• Listing
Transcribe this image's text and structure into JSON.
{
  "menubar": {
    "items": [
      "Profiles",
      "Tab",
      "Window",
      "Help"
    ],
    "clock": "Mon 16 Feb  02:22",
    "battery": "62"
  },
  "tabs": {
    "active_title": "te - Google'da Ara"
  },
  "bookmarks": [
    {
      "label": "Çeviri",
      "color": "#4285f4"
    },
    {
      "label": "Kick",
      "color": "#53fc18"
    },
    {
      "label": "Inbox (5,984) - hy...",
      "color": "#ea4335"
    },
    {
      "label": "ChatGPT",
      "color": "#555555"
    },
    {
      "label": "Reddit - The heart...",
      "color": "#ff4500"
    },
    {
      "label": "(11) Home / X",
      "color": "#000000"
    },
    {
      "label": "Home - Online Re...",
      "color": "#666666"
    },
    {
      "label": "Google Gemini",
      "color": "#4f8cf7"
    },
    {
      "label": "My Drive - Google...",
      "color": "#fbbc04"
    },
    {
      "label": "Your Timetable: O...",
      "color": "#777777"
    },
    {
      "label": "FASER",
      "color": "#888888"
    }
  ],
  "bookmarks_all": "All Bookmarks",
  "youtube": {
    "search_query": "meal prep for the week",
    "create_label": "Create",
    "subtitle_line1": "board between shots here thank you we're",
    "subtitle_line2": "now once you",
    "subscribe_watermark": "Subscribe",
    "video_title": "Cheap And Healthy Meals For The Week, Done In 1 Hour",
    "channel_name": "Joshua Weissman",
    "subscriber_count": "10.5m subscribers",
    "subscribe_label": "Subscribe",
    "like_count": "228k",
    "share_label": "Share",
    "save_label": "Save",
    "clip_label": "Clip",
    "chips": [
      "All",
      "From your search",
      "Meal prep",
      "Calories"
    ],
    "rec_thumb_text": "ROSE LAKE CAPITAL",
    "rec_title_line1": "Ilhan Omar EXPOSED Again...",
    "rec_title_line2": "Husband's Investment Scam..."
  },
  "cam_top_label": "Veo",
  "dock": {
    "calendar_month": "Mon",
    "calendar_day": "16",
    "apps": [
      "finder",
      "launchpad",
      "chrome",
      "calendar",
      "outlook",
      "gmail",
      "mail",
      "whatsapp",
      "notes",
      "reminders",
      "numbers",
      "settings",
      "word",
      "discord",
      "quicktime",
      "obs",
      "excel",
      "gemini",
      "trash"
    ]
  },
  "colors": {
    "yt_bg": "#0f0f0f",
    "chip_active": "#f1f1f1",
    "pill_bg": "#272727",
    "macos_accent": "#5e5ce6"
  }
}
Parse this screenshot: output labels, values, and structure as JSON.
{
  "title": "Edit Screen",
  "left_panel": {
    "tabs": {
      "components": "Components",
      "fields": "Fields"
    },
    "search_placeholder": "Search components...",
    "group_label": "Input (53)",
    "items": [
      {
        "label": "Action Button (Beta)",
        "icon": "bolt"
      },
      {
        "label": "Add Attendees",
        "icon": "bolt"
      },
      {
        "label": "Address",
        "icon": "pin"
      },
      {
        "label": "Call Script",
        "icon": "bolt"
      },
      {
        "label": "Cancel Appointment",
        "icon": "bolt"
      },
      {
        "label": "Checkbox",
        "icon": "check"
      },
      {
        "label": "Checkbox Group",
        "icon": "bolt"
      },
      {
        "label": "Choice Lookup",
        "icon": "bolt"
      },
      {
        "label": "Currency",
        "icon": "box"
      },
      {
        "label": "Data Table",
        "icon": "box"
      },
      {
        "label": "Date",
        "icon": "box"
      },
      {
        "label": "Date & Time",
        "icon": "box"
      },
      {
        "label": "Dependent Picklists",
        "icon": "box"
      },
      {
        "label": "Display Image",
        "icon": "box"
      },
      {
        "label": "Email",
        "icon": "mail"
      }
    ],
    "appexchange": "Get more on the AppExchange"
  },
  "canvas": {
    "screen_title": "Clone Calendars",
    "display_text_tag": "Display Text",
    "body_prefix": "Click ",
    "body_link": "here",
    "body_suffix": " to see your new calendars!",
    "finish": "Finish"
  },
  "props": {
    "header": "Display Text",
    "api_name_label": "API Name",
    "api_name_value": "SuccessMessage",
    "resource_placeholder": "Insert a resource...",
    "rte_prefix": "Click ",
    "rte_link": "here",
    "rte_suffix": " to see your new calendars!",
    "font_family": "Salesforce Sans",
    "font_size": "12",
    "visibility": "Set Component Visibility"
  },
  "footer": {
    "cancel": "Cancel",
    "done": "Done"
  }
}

• Problem to solve
Extract all of the data shown above and repeat it verbatim.

• Result for this task
Transcribe this image's text and structure into JSON.
{
  "menubar": {
    "items": [
      "Profiles",
      "Tab",
      "Window",
      "Help"
    ],
    "clock": "Mon 16 Feb  02:22",
    "battery": "62"
  },
  "tabs": {
    "active_title": "te - Google'da Ara"
  },
  "bookmarks": [
    {
      "label": "Çeviri",
      "color": "#4285f4"
    },
    {
      "label": "Kick",
      "color": "#53fc18"
    },
    {
      "label": "Inbox (5,984) - hy...",
      "color": "#ea4335"
    },
    {
      "label": "ChatGPT",
      "color": "#555555"
    },
    {
      "label": "Reddit - The heart...",
      "color": "#ff4500"
    },
    {
      "label": "(11) Home / X",
      "color": "#000000"
    },
    {
      "label": "Home - Online Re...",
      "color": "#666666"
    },
    {
      "label": "Google Gemini",
      "color": "#4f8cf7"
    },
    {
      "label": "My Drive - Google...",
      "color": "#fbbc04"
    },
    {
      "label": "Your Timetable: O...",
      "color": "#777777"
    },
    {
      "label": "FASER",
      "color": "#888888"
    }
  ],
  "bookmarks_all": "All Bookmarks",
  "youtube": {
    "search_query": "meal prep for the week",
    "create_label": "Create",
    "subtitle_line1": "board between shots here thank you we're",
    "subtitle_line2": "now once you",
    "subscribe_watermark": "Subscribe",
    "video_title": "Cheap And Healthy Meals For The Week, Done In 1 Hour",
    "channel_name": "Joshua Weissman",
    "subscriber_count": "10.5m subscribers",
    "subscribe_label": "Subscribe",
    "like_count": "228k",
    "share_label": "Share",
    "save_label": "Save",
    "clip_label": "Clip",
    "chips": [
      "All",
      "From your search",
      "Meal prep",
      "Calories"
    ],
    "rec_thumb_text": "ROSE LAKE CAPITAL",
    "rec_title_line1": "Ilhan Omar EXPOSED Again...",
    "rec_title_line2": "Husband's Investment Scam..."
  },
  "cam_top_label": "Veo",
  "dock": {
    "calendar_month": "Mon",
    "calendar_day": "16",
    "apps": [
      "finder",
      "launchpad",
      "chrome",
      "calendar",
      "outlook",
      "gmail",
      "mail",
      "whatsapp",
      "notes",
      "reminders",
      "numbers",
      "settings",
      "word",
      "discord",
      "quicktime",
      "obs",
      "excel",
      "gemini",
      "trash"
    ]
  },
  "colors": {
    "yt_bg": "#0f0f0f",
    "chip_active": "#f1f1f1",
    "pill_bg": "#272727",
    "macos_accent": "#5e5ce6"
  }
}
Parse this screenshot: output labels, values, and structure as JSON.
{
  "title": "Edit Screen",
  "left_panel": {
    "tabs": {
      "components": "Components",
      "fields": "Fields"
    },
    "search_placeholder": "Search components...",
    "group_label": "Input (53)",
    "items": [
      {
        "label": "Action Button (Beta)",
        "icon": "bolt"
      },
      {
        "label": "Add Attendees",
        "icon": "bolt"
      },
      {
        "label": "Address",
        "icon": "pin"
      },
      {
        "label": "Call Script",
        "icon": "bolt"
      },
      {
        "label": "Cancel Appointment",
        "icon": "bolt"
      },
      {
        "label": "Checkbox",
        "icon": "check"
      },
      {
        "label": "Checkbox Group",
        "icon": "bolt"
      },
      {
        "label": "Choice Lookup",
        "icon": "bolt"
      },
      {
        "label": "Currency",
        "icon": "box"
      },
      {
        "label": "Data Table",
        "icon": "box"
      },
      {
        "label": "Date",
        "icon": "box"
      },
      {
        "label": "Date & Time",
        "icon": "box"
      },
      {
        "label": "Dependent Picklists",
        "icon": "box"
      },
      {
        "label": "Display Image",
        "icon": "box"
      },
      {
        "label": "Email",
        "icon": "mail"
      }
    ],
    "appexchange": "Get more on the AppExchange"
  },
  "canvas": {
    "screen_title": "Clone Calendars",
    "display_text_tag": "Display Text",
    "body_prefix": "Click ",
    "body_link": "here",
    "body_suffix": " to see your new calendars!",
    "finish": "Finish"
  },
  "props": {
    "header": "Display Text",
    "api_name_label": "API Name",
    "api_name_value": "SuccessMessage",
    "resource_placeholder": "Insert a resource...",
    "rte_prefix": "Click ",
    "rte_link": "here",
    "rte_suffix": " to see your new calendars!",
    "font_family": "Salesforce Sans",
    "font_size": "12",
    "visibility": "Set Component Visibility"
  },
  "footer": {
    "cancel": "Cancel",
    "done": "Done"
  }
}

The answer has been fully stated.